┌─ DATASET ROWS

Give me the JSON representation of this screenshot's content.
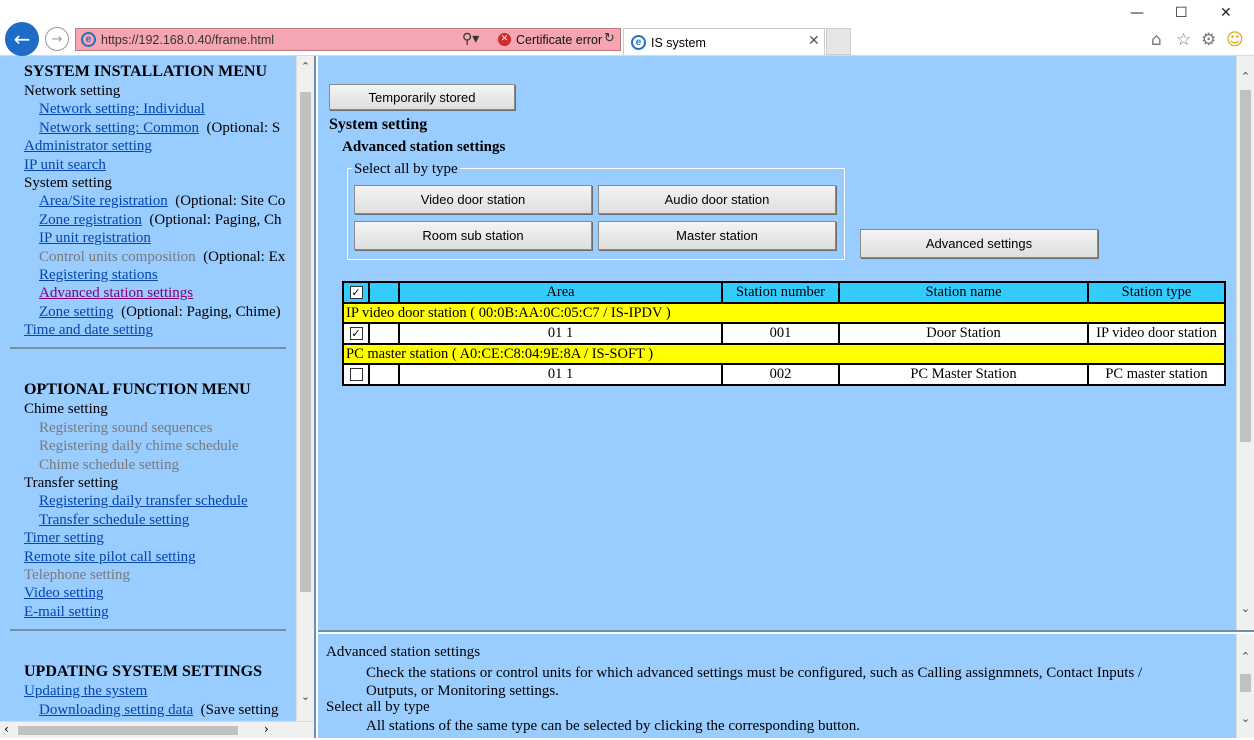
{
  "browser": {
    "back_icon": "back-arrow-icon",
    "forward_icon": "forward-arrow-icon",
    "url": "https://192.168.0.40/frame.html",
    "cert_error": "Certificate error",
    "tab_title": "IS system",
    "address_bar_color": "#f5a6b2"
  },
  "sidebar": {
    "section1_title": "SYSTEM INSTALLATION MENU",
    "network_setting": "Network setting",
    "network_individual": "Network setting: Individual",
    "network_common": "Network setting: Common",
    "network_common_note": "(Optional: S",
    "administrator_setting": "Administrator setting",
    "ip_unit_search": "IP unit search",
    "system_setting": "System setting",
    "area_site_registration": "Area/Site registration",
    "area_site_note": "(Optional: Site Co",
    "zone_registration": "Zone registration",
    "zone_registration_note": "(Optional: Paging, Ch",
    "ip_unit_registration": "IP unit registration",
    "control_units_composition": "Control units composition",
    "control_units_note": "(Optional: Ex",
    "registering_stations": "Registering stations",
    "advanced_station_settings": "Advanced station settings",
    "zone_setting": "Zone setting",
    "zone_setting_note": "(Optional: Paging, Chime)",
    "time_and_date_setting": "Time and date setting",
    "section2_title": "OPTIONAL FUNCTION MENU",
    "chime_setting": "Chime setting",
    "registering_sound_sequences": "Registering sound sequences",
    "registering_daily_chime_schedule": "Registering daily chime schedule",
    "chime_schedule_setting": "Chime schedule setting",
    "transfer_setting": "Transfer setting",
    "registering_daily_transfer_schedule": "Registering daily transfer schedule",
    "transfer_schedule_setting": "Transfer schedule setting",
    "timer_setting": "Timer setting",
    "remote_site_pilot_call_setting": "Remote site pilot call setting",
    "telephone_setting": "Telephone setting",
    "video_setting": "Video setting",
    "email_setting": "E-mail setting",
    "section3_title": "UPDATING SYSTEM SETTINGS",
    "updating_the_system": "Updating the system",
    "downloading_setting_data": "Downloading setting data",
    "downloading_note": "(Save setting"
  },
  "main": {
    "temporarily_stored": "Temporarily stored",
    "system_setting_heading": "System setting",
    "advanced_heading": "Advanced station settings",
    "select_all_legend": "Select all by type",
    "btn_video_door": "Video door station",
    "btn_audio_door": "Audio door station",
    "btn_room_sub": "Room sub station",
    "btn_master": "Master station",
    "btn_advanced": "Advanced settings",
    "table": {
      "headers": [
        "Area",
        "Station number",
        "Station name",
        "Station type"
      ],
      "group1": "IP video door station ( 00:0B:AA:0C:05:C7 / IS-IPDV )",
      "row1": {
        "checked": true,
        "area": "01 1",
        "number": "001",
        "name": "Door Station",
        "type": "IP video door station"
      },
      "group2": "PC master station ( A0:CE:C8:04:9E:8A / IS-SOFT )",
      "row2": {
        "checked": false,
        "area": "01 1",
        "number": "002",
        "name": "PC Master Station",
        "type": "PC master station"
      },
      "header_color": "#33ccff",
      "group_color": "#ffff00"
    }
  },
  "help": {
    "title1": "Advanced station settings",
    "text1a": "Check the stations or control units for which advanced settings must be configured, such as Calling assignmnets, Contact Inputs /",
    "text1b": "Outputs, or Monitoring settings.",
    "title2": "Select all by type",
    "text2": "All stations of the same type can be selected by clicking the corresponding button."
  },
  "colors": {
    "frame_bg": "#99ccff",
    "link": "#0645ad",
    "visited_link": "#800080"
  }
}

└─

WHAT YOU WILL DO.
Quote every record above exactly, leaving out the pictures.

RESULT BELOW.
Give me the JSON representation of this screenshot's content.
{
  "browser": {
    "back_icon": "back-arrow-icon",
    "forward_icon": "forward-arrow-icon",
    "url": "https://192.168.0.40/frame.html",
    "cert_error": "Certificate error",
    "tab_title": "IS system",
    "address_bar_color": "#f5a6b2"
  },
  "sidebar": {
    "section1_title": "SYSTEM INSTALLATION MENU",
    "network_setting": "Network setting",
    "network_individual": "Network setting: Individual",
    "network_common": "Network setting: Common",
    "network_common_note": "(Optional: S",
    "administrator_setting": "Administrator setting",
    "ip_unit_search": "IP unit search",
    "system_setting": "System setting",
    "area_site_registration": "Area/Site registration",
    "area_site_note": "(Optional: Site Co",
    "zone_registration": "Zone registration",
    "zone_registration_note": "(Optional: Paging, Ch",
    "ip_unit_registration": "IP unit registration",
    "control_units_composition": "Control units composition",
    "control_units_note": "(Optional: Ex",
    "registering_stations": "Registering stations",
    "advanced_station_settings": "Advanced station settings",
    "zone_setting": "Zone setting",
    "zone_setting_note": "(Optional: Paging, Chime)",
    "time_and_date_setting": "Time and date setting",
    "section2_title": "OPTIONAL FUNCTION MENU",
    "chime_setting": "Chime setting",
    "registering_sound_sequences": "Registering sound sequences",
    "registering_daily_chime_schedule": "Registering daily chime schedule",
    "chime_schedule_setting": "Chime schedule setting",
    "transfer_setting": "Transfer setting",
    "registering_daily_transfer_schedule": "Registering daily transfer schedule",
    "transfer_schedule_setting": "Transfer schedule setting",
    "timer_setting": "Timer setting",
    "remote_site_pilot_call_setting": "Remote site pilot call setting",
    "telephone_setting": "Telephone setting",
    "video_setting": "Video setting",
    "email_setting": "E-mail setting",
    "section3_title": "UPDATING SYSTEM SETTINGS",
    "updating_the_system": "Updating the system",
    "downloading_setting_data": "Downloading setting data",
    "downloading_note": "(Save setting"
  },
  "main": {
    "temporarily_stored": "Temporarily stored",
    "system_setting_heading": "System setting",
    "advanced_heading": "Advanced station settings",
    "select_all_legend": "Select all by type",
    "btn_video_door": "Video door station",
    "btn_audio_door": "Audio door station",
    "btn_room_sub": "Room sub station",
    "btn_master": "Master station",
    "btn_advanced": "Advanced settings",
    "table": {
      "headers": [
        "Area",
        "Station number",
        "Station name",
        "Station type"
      ],
      "group1": "IP video door station ( 00:0B:AA:0C:05:C7 / IS-IPDV )",
      "row1": {
        "checked": true,
        "area": "01 1",
        "number": "001",
        "name": "Door Station",
        "type": "IP video door station"
      },
      "group2": "PC master station ( A0:CE:C8:04:9E:8A / IS-SOFT )",
      "row2": {
        "checked": false,
        "area": "01 1",
        "number": "002",
        "name": "PC Master Station",
        "type": "PC master station"
      },
      "header_color": "#33ccff",
      "group_color": "#ffff00"
    }
  },
  "help": {
    "title1": "Advanced station settings",
    "text1a": "Check the stations or control units for which advanced settings must be configured, such as Calling assignmnets, Contact Inputs /",
    "text1b": "Outputs, or Monitoring settings.",
    "title2": "Select all by type",
    "text2": "All stations of the same type can be selected by clicking the corresponding button."
  },
  "colors": {
    "frame_bg": "#99ccff",
    "link": "#0645ad",
    "visited_link": "#800080"
  }
}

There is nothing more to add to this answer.